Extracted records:

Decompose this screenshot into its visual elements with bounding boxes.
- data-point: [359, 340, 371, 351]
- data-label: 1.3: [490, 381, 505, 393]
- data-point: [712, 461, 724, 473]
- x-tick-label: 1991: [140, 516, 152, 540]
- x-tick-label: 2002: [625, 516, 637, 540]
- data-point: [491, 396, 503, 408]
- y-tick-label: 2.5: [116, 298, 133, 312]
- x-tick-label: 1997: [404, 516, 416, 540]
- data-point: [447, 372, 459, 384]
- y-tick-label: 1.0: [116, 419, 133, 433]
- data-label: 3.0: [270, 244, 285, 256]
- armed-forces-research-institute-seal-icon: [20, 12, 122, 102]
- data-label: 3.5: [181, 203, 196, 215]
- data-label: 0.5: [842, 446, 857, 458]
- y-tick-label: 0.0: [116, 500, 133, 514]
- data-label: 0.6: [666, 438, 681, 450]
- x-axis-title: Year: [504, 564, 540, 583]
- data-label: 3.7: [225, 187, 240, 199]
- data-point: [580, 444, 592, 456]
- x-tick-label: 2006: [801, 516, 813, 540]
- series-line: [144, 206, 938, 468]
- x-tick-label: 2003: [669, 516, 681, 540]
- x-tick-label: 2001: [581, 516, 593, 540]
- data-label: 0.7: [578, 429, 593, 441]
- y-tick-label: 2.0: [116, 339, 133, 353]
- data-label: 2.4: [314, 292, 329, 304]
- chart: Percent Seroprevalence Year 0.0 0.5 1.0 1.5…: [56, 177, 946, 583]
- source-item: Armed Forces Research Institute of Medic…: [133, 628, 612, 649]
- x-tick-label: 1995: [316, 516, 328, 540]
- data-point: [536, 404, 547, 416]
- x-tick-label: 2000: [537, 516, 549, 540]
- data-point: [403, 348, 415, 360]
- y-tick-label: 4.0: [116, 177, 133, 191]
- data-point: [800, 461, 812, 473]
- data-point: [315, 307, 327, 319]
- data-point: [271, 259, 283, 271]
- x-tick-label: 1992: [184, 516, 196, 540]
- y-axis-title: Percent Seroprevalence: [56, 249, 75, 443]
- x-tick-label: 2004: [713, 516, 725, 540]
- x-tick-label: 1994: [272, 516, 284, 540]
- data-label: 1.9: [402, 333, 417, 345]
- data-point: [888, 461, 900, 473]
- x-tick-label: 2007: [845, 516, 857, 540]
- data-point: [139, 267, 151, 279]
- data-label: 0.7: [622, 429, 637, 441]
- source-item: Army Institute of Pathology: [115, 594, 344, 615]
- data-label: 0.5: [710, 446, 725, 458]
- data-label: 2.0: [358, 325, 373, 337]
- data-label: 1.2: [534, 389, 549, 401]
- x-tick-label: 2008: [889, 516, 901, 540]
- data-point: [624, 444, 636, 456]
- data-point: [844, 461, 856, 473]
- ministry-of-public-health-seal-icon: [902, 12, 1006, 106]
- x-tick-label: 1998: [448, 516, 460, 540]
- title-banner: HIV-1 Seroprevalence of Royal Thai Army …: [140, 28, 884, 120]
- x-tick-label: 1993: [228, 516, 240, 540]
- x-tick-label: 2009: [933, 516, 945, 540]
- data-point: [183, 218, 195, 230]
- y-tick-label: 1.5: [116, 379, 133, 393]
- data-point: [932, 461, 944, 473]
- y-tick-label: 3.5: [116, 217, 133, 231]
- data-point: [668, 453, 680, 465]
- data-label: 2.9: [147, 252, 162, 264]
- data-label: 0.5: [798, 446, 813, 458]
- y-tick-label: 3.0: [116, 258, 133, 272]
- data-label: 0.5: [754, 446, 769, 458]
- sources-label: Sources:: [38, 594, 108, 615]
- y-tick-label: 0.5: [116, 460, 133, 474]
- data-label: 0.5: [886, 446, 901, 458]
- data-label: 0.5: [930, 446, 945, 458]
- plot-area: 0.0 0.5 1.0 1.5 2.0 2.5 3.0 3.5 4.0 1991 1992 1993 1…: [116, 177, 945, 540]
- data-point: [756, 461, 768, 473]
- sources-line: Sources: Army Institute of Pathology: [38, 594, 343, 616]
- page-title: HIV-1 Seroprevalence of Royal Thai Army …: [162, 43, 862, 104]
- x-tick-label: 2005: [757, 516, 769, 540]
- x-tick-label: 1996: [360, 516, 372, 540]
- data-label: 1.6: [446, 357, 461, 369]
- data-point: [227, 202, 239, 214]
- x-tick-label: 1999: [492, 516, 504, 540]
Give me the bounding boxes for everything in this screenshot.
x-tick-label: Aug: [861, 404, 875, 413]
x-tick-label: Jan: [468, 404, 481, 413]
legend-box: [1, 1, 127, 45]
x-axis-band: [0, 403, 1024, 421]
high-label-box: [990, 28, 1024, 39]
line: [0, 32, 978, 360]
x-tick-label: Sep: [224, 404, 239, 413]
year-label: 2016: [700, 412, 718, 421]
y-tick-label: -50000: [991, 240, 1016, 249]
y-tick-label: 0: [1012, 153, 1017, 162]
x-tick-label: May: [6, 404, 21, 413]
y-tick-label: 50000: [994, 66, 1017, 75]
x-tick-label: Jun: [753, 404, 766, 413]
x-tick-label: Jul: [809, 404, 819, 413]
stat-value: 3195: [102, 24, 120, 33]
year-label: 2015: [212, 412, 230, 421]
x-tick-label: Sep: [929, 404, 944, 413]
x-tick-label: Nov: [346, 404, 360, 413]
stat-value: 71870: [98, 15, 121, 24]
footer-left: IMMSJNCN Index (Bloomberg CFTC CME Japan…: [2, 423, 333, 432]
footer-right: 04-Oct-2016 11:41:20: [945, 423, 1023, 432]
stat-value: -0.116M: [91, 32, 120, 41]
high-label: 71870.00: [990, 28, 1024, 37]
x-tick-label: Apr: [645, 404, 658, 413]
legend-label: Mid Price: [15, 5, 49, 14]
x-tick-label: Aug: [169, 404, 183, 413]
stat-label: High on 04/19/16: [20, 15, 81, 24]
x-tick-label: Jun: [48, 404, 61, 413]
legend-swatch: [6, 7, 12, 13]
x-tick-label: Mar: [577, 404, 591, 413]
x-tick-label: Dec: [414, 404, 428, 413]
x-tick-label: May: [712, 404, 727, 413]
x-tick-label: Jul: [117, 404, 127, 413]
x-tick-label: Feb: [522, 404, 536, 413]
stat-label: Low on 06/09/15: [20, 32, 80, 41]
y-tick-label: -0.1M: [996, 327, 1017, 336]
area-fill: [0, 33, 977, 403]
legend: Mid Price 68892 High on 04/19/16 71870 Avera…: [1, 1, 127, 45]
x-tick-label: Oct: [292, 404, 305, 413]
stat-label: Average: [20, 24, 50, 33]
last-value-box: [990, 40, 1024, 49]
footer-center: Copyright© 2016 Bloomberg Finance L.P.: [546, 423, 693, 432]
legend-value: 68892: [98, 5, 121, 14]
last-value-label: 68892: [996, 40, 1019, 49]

## TASK GOAL
Write out the records word for word, from the very start through the line that contains "- data-point: [536, 404, 547, 416]", including that line.

## FINISHED ANSWER
Decompose this screenshot into its visual elements with bounding boxes.
- data-point: [359, 340, 371, 351]
- data-label: 1.3: [490, 381, 505, 393]
- data-point: [712, 461, 724, 473]
- x-tick-label: 1991: [140, 516, 152, 540]
- x-tick-label: 2002: [625, 516, 637, 540]
- data-point: [491, 396, 503, 408]
- y-tick-label: 2.5: [116, 298, 133, 312]
- x-tick-label: 1997: [404, 516, 416, 540]
- data-point: [447, 372, 459, 384]
- y-tick-label: 1.0: [116, 419, 133, 433]
- data-label: 3.0: [270, 244, 285, 256]
- armed-forces-research-institute-seal-icon: [20, 12, 122, 102]
- data-label: 3.5: [181, 203, 196, 215]
- data-label: 0.5: [842, 446, 857, 458]
- y-tick-label: 0.0: [116, 500, 133, 514]
- data-label: 0.6: [666, 438, 681, 450]
- x-axis-title: Year: [504, 564, 540, 583]
- data-label: 3.7: [225, 187, 240, 199]
- data-point: [580, 444, 592, 456]
- x-tick-label: 2006: [801, 516, 813, 540]
- series-line: [144, 206, 938, 468]
- x-tick-label: 2003: [669, 516, 681, 540]
- x-tick-label: 2001: [581, 516, 593, 540]
- data-label: 0.7: [578, 429, 593, 441]
- y-tick-label: 2.0: [116, 339, 133, 353]
- data-label: 2.4: [314, 292, 329, 304]
- chart: Percent Seroprevalence Year 0.0 0.5 1.0 1.5…: [56, 177, 946, 583]
- source-item: Armed Forces Research Institute of Medic…: [133, 628, 612, 649]
- x-tick-label: 1995: [316, 516, 328, 540]
- data-point: [536, 404, 547, 416]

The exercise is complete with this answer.